MATERIAL FOR THIS TASK:

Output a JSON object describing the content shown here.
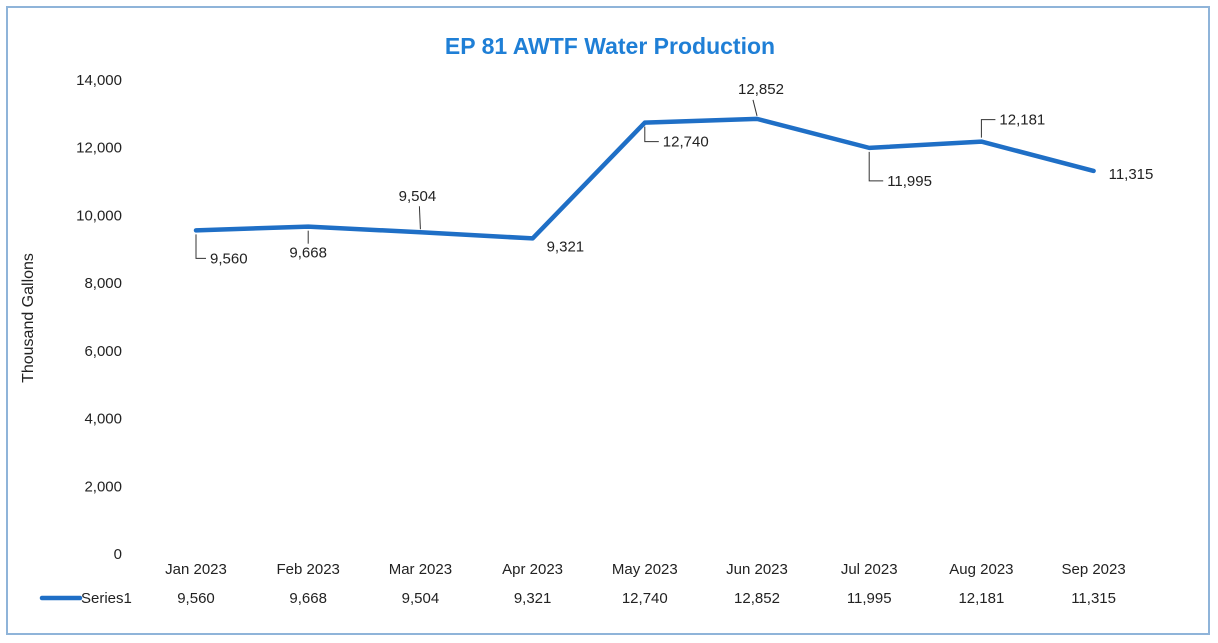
{
  "chart_data": {
    "type": "line",
    "title": "EP 81 AWTF Water Production",
    "ylabel": "Thousand Gallons",
    "xlabel": "",
    "ylim": [
      0,
      14000
    ],
    "yticks": [
      0,
      2000,
      4000,
      6000,
      8000,
      10000,
      12000,
      14000
    ],
    "ytick_labels": [
      "0",
      "2,000",
      "4,000",
      "6,000",
      "8,000",
      "10,000",
      "12,000",
      "14,000"
    ],
    "categories": [
      "Jan 2023",
      "Feb 2023",
      "Mar 2023",
      "Apr 2023",
      "May 2023",
      "Jun 2023",
      "Jul 2023",
      "Aug 2023",
      "Sep 2023"
    ],
    "series": [
      {
        "name": "Series1",
        "values": [
          9560,
          9668,
          9504,
          9321,
          12740,
          12852,
          11995,
          12181,
          11315
        ],
        "labels": [
          "9,560",
          "9,668",
          "9,504",
          "9,321",
          "12,740",
          "12,852",
          "11,995",
          "12,181",
          "11,315"
        ],
        "color": "#1f6fc6"
      }
    ],
    "data_table": true,
    "grid": false,
    "title_color": "#1f7fd6"
  }
}
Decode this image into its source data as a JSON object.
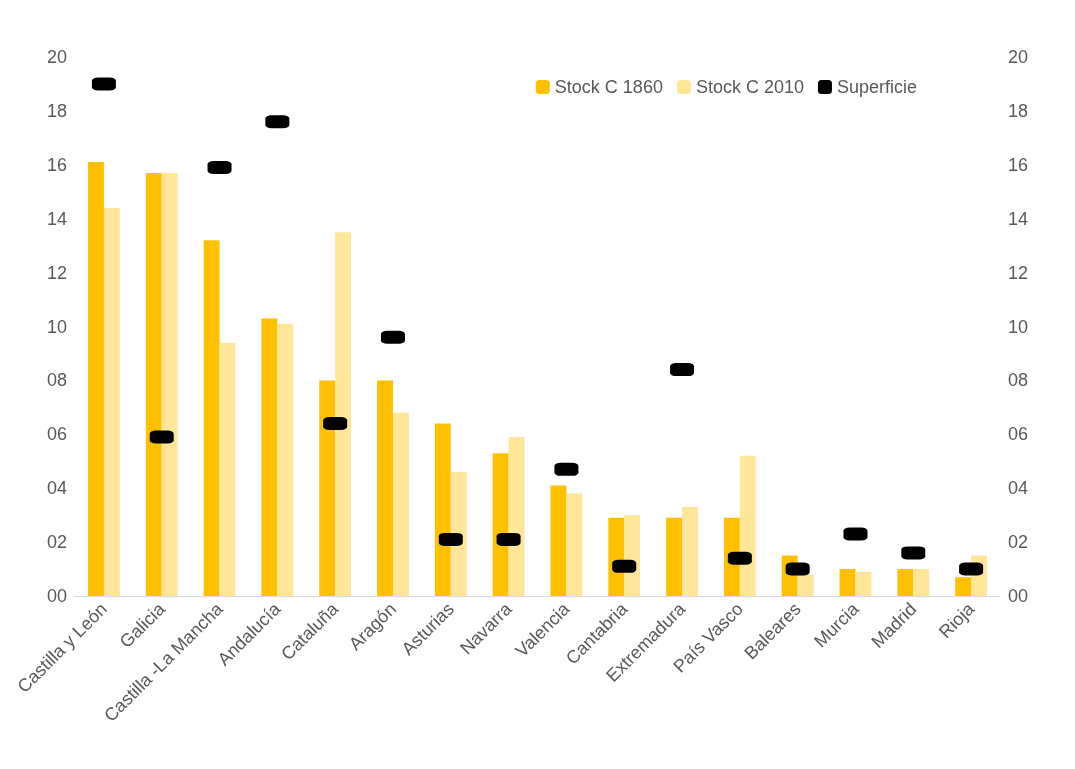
{
  "chart_data": {
    "type": "bar",
    "categories": [
      "Castilla y León",
      "Galicia",
      "Castilla -La Mancha",
      "Andalucía",
      "Cataluña",
      "Aragón",
      "Asturias",
      "Navarra",
      "Valencia",
      "Cantabria",
      "Extremadura",
      "País Vasco",
      "Baleares",
      "Murcia",
      "Madrid",
      "Rioja"
    ],
    "series": [
      {
        "name": "Stock C 1860",
        "color": "#ffc000",
        "values": [
          16.1,
          15.7,
          13.2,
          10.3,
          8.0,
          8.0,
          6.4,
          5.3,
          4.1,
          2.9,
          2.9,
          2.9,
          1.5,
          1.0,
          1.0,
          0.7
        ]
      },
      {
        "name": "Stock C 2010",
        "color": "#ffe699",
        "values": [
          14.4,
          15.7,
          9.4,
          10.1,
          13.5,
          6.8,
          4.6,
          5.9,
          3.8,
          3.0,
          3.3,
          5.2,
          0.8,
          0.9,
          1.0,
          1.5
        ]
      },
      {
        "name": "Superficie",
        "type": "scatter",
        "marker": "square",
        "color": "#000000",
        "values": [
          19.0,
          5.9,
          15.9,
          17.6,
          6.4,
          9.6,
          2.1,
          2.1,
          4.7,
          1.1,
          8.4,
          1.4,
          1.0,
          2.3,
          1.6,
          1.0
        ]
      }
    ],
    "ylim": [
      0,
      20
    ],
    "yticks": [
      {
        "value": 0,
        "label": "00"
      },
      {
        "value": 2,
        "label": "02"
      },
      {
        "value": 4,
        "label": "04"
      },
      {
        "value": 6,
        "label": "06"
      },
      {
        "value": 8,
        "label": "08"
      },
      {
        "value": 10,
        "label": "10"
      },
      {
        "value": 12,
        "label": "12"
      },
      {
        "value": 14,
        "label": "14"
      },
      {
        "value": 16,
        "label": "16"
      },
      {
        "value": 18,
        "label": "18"
      },
      {
        "value": 20,
        "label": "20"
      }
    ],
    "y2lim": [
      0,
      20
    ],
    "y2ticks": [
      {
        "value": 0,
        "label": "00"
      },
      {
        "value": 2,
        "label": "02"
      },
      {
        "value": 4,
        "label": "04"
      },
      {
        "value": 6,
        "label": "06"
      },
      {
        "value": 8,
        "label": "08"
      },
      {
        "value": 10,
        "label": "10"
      },
      {
        "value": 12,
        "label": "12"
      },
      {
        "value": 14,
        "label": "14"
      },
      {
        "value": 16,
        "label": "16"
      },
      {
        "value": 18,
        "label": "18"
      },
      {
        "value": 20,
        "label": "20"
      }
    ],
    "legend": "top right"
  }
}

WHAT TO WORK ON: Reproduce the material above in full and without alteration, but skip all pictures.

FULL SOLUTION:
Output a JSON object describing the content shown here.
{
  "chart_data": {
    "type": "line",
    "title": "EP 81 AWTF Water Production",
    "ylabel": "Thousand Gallons",
    "xlabel": "",
    "ylim": [
      0,
      14000
    ],
    "yticks": [
      0,
      2000,
      4000,
      6000,
      8000,
      10000,
      12000,
      14000
    ],
    "ytick_labels": [
      "0",
      "2,000",
      "4,000",
      "6,000",
      "8,000",
      "10,000",
      "12,000",
      "14,000"
    ],
    "categories": [
      "Jan 2023",
      "Feb 2023",
      "Mar 2023",
      "Apr 2023",
      "May 2023",
      "Jun 2023",
      "Jul 2023",
      "Aug 2023",
      "Sep 2023"
    ],
    "series": [
      {
        "name": "Series1",
        "values": [
          9560,
          9668,
          9504,
          9321,
          12740,
          12852,
          11995,
          12181,
          11315
        ],
        "labels": [
          "9,560",
          "9,668",
          "9,504",
          "9,321",
          "12,740",
          "12,852",
          "11,995",
          "12,181",
          "11,315"
        ],
        "color": "#1f6fc6"
      }
    ],
    "data_table": true,
    "grid": false,
    "title_color": "#1f7fd6"
  }
}
Decode this image into its source data as a JSON object.
{
  "chart_data": {
    "type": "bar",
    "categories": [
      "Castilla y León",
      "Galicia",
      "Castilla -La Mancha",
      "Andalucía",
      "Cataluña",
      "Aragón",
      "Asturias",
      "Navarra",
      "Valencia",
      "Cantabria",
      "Extremadura",
      "País Vasco",
      "Baleares",
      "Murcia",
      "Madrid",
      "Rioja"
    ],
    "series": [
      {
        "name": "Stock C 1860",
        "color": "#ffc000",
        "values": [
          16.1,
          15.7,
          13.2,
          10.3,
          8.0,
          8.0,
          6.4,
          5.3,
          4.1,
          2.9,
          2.9,
          2.9,
          1.5,
          1.0,
          1.0,
          0.7
        ]
      },
      {
        "name": "Stock C 2010",
        "color": "#ffe699",
        "values": [
          14.4,
          15.7,
          9.4,
          10.1,
          13.5,
          6.8,
          4.6,
          5.9,
          3.8,
          3.0,
          3.3,
          5.2,
          0.8,
          0.9,
          1.0,
          1.5
        ]
      },
      {
        "name": "Superficie",
        "type": "scatter",
        "marker": "square",
        "color": "#000000",
        "values": [
          19.0,
          5.9,
          15.9,
          17.6,
          6.4,
          9.6,
          2.1,
          2.1,
          4.7,
          1.1,
          8.4,
          1.4,
          1.0,
          2.3,
          1.6,
          1.0
        ]
      }
    ],
    "ylim": [
      0,
      20
    ],
    "yticks": [
      {
        "value": 0,
        "label": "00"
      },
      {
        "value": 2,
        "label": "02"
      },
      {
        "value": 4,
        "label": "04"
      },
      {
        "value": 6,
        "label": "06"
      },
      {
        "value": 8,
        "label": "08"
      },
      {
        "value": 10,
        "label": "10"
      },
      {
        "value": 12,
        "label": "12"
      },
      {
        "value": 14,
        "label": "14"
      },
      {
        "value": 16,
        "label": "16"
      },
      {
        "value": 18,
        "label": "18"
      },
      {
        "value": 20,
        "label": "20"
      }
    ],
    "y2lim": [
      0,
      20
    ],
    "y2ticks": [
      {
        "value": 0,
        "label": "00"
      },
      {
        "value": 2,
        "label": "02"
      },
      {
        "value": 4,
        "label": "04"
      },
      {
        "value": 6,
        "label": "06"
      },
      {
        "value": 8,
        "label": "08"
      },
      {
        "value": 10,
        "label": "10"
      },
      {
        "value": 12,
        "label": "12"
      },
      {
        "value": 14,
        "label": "14"
      },
      {
        "value": 16,
        "label": "16"
      },
      {
        "value": 18,
        "label": "18"
      },
      {
        "value": 20,
        "label": "20"
      }
    ],
    "legend": "top right"
  }
}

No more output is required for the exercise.